#### [Exercise task]
Please repeat the lines from the start through the one containing "table-cell-rank: 70 xyxy=(1127,978,1174,1016)", swapping "PCT Ranking" for "PCT Rank" and changing nothing else.

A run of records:
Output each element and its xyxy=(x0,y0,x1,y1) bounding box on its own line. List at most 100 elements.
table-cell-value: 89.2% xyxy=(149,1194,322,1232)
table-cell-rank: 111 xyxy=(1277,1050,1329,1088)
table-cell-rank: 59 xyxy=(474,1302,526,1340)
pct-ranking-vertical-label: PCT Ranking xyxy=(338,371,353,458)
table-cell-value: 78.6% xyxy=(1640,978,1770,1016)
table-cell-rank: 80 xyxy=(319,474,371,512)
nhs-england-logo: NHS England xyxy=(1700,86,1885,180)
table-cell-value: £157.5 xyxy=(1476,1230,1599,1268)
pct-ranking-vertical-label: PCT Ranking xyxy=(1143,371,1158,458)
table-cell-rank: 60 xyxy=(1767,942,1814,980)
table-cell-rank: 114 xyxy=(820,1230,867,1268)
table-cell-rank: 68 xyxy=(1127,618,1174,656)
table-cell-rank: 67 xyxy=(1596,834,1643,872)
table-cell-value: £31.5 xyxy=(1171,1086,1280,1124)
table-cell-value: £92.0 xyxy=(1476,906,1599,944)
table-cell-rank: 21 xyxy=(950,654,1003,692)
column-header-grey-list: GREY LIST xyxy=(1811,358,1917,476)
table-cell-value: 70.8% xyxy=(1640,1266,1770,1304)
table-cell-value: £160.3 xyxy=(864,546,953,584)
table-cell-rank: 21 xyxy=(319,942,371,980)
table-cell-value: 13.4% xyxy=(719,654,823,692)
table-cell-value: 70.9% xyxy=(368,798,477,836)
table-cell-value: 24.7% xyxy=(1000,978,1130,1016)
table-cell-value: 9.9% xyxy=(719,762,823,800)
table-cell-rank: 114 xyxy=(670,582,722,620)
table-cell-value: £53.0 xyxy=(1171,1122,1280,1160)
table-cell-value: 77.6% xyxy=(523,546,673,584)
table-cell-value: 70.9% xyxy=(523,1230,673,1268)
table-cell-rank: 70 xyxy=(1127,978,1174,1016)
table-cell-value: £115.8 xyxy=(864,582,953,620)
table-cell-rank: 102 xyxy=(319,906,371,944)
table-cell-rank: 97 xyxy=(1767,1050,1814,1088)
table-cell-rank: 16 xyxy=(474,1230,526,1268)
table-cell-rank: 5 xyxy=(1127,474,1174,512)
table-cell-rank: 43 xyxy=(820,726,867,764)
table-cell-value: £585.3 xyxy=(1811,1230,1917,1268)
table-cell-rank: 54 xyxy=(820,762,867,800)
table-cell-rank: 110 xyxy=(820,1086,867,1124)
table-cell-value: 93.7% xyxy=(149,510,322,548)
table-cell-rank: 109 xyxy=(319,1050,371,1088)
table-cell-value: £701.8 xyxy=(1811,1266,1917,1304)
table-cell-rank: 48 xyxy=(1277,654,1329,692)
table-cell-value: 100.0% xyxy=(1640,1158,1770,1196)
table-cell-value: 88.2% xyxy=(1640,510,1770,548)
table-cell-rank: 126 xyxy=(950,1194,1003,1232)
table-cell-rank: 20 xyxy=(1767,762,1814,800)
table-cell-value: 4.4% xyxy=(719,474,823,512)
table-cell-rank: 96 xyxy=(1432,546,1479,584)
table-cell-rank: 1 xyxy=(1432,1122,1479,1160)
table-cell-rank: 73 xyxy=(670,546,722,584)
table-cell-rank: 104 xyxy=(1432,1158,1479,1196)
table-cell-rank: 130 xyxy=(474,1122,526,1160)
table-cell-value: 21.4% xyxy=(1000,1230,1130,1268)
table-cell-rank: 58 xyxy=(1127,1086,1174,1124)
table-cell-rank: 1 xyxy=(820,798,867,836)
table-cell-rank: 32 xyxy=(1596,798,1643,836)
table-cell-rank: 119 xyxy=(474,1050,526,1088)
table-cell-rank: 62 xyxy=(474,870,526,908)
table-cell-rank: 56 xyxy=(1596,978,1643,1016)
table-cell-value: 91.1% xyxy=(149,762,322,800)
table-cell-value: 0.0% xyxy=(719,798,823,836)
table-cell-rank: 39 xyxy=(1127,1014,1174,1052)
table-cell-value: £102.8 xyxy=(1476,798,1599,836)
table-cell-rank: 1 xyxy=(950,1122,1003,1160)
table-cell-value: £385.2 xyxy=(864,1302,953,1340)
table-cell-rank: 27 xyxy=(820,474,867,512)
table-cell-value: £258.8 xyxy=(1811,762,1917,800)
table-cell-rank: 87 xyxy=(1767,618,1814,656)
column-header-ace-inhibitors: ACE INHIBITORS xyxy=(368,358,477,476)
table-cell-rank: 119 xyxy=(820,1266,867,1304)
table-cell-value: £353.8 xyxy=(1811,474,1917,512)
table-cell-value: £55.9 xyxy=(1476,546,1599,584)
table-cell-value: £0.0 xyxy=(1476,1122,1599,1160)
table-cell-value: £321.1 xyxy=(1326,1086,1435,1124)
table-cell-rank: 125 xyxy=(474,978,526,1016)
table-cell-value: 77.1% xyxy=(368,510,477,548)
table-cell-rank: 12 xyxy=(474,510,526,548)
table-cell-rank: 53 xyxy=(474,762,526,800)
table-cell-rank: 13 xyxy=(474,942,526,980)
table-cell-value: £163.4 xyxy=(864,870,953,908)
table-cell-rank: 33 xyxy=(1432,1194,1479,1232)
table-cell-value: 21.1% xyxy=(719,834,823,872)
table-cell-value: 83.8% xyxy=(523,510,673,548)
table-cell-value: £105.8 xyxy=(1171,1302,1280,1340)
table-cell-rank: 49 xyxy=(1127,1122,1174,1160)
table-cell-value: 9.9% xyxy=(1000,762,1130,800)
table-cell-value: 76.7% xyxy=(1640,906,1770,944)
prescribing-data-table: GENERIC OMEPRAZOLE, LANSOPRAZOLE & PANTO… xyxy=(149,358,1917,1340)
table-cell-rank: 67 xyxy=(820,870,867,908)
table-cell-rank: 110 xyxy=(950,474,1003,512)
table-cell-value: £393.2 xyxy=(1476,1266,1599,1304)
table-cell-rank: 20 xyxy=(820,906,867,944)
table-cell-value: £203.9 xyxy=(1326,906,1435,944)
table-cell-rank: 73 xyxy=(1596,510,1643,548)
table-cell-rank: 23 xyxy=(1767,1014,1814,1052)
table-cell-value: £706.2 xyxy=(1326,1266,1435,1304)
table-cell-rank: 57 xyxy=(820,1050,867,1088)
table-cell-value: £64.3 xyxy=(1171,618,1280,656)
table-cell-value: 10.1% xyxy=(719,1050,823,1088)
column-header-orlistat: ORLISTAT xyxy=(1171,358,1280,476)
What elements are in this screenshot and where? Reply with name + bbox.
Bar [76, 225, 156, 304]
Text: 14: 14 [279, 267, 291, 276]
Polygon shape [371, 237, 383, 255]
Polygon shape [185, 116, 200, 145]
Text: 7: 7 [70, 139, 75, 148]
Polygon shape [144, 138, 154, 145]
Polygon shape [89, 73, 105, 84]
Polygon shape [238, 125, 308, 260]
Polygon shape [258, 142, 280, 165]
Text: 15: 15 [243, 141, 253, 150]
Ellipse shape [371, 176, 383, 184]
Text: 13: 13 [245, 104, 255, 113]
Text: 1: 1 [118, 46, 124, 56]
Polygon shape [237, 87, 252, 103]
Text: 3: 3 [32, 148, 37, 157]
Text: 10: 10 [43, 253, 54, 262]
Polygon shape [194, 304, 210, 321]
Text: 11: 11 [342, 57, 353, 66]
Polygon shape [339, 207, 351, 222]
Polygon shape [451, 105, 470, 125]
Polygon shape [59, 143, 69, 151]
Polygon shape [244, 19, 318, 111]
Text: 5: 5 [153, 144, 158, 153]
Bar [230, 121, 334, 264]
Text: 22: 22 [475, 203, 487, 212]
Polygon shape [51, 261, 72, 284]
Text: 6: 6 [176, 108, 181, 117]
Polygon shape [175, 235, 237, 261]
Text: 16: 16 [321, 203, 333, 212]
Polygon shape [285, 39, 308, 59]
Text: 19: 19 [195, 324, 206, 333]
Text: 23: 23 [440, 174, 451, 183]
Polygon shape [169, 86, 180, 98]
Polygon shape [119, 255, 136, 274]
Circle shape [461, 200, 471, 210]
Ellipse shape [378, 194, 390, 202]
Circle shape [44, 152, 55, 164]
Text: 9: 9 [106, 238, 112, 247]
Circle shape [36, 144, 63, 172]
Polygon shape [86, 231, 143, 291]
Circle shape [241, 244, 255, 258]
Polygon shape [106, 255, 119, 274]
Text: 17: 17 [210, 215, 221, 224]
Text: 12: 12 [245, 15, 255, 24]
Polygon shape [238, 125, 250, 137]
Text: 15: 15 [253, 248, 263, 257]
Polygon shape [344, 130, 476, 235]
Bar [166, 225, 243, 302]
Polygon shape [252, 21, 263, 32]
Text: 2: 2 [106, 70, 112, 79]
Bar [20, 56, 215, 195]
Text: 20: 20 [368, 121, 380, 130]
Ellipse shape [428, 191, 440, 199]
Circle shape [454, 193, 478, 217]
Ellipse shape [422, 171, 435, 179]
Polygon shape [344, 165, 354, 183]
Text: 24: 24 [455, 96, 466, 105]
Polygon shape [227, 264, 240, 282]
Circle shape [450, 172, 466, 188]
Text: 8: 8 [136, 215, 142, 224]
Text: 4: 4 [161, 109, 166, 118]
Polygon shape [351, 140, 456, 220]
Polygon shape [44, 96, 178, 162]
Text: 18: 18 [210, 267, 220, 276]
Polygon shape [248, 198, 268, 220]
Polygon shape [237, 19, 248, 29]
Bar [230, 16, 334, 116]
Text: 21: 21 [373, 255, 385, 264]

#### [Result of this exercise]
Output each element and its xyxy=(x0,y0,x1,y1) bounding box on its own line. List at most 100 elements.
table-cell-value: 89.2% xyxy=(149,1194,322,1232)
table-cell-rank: 111 xyxy=(1277,1050,1329,1088)
table-cell-rank: 59 xyxy=(474,1302,526,1340)
pct-ranking-vertical-label: PCT Rank xyxy=(338,371,353,458)
table-cell-value: 78.6% xyxy=(1640,978,1770,1016)
table-cell-rank: 80 xyxy=(319,474,371,512)
nhs-england-logo: NHS England xyxy=(1700,86,1885,180)
table-cell-value: £157.5 xyxy=(1476,1230,1599,1268)
pct-ranking-vertical-label: PCT Rank xyxy=(1143,371,1158,458)
table-cell-rank: 60 xyxy=(1767,942,1814,980)
table-cell-rank: 114 xyxy=(820,1230,867,1268)
table-cell-rank: 68 xyxy=(1127,618,1174,656)
table-cell-rank: 67 xyxy=(1596,834,1643,872)
table-cell-value: £31.5 xyxy=(1171,1086,1280,1124)
table-cell-value: £92.0 xyxy=(1476,906,1599,944)
table-cell-rank: 21 xyxy=(950,654,1003,692)
column-header-grey-list: GREY LIST xyxy=(1811,358,1917,476)
table-cell-value: 70.8% xyxy=(1640,1266,1770,1304)
table-cell-value: £160.3 xyxy=(864,546,953,584)
table-cell-rank: 21 xyxy=(319,942,371,980)
table-cell-value: 13.4% xyxy=(719,654,823,692)
table-cell-value: 70.9% xyxy=(368,798,477,836)
table-cell-value: 24.7% xyxy=(1000,978,1130,1016)
table-cell-value: 9.9% xyxy=(719,762,823,800)
table-cell-rank: 114 xyxy=(670,582,722,620)
table-cell-value: £53.0 xyxy=(1171,1122,1280,1160)
table-cell-value: 77.6% xyxy=(523,546,673,584)
table-cell-value: 70.9% xyxy=(523,1230,673,1268)
table-cell-rank: 70 xyxy=(1127,978,1174,1016)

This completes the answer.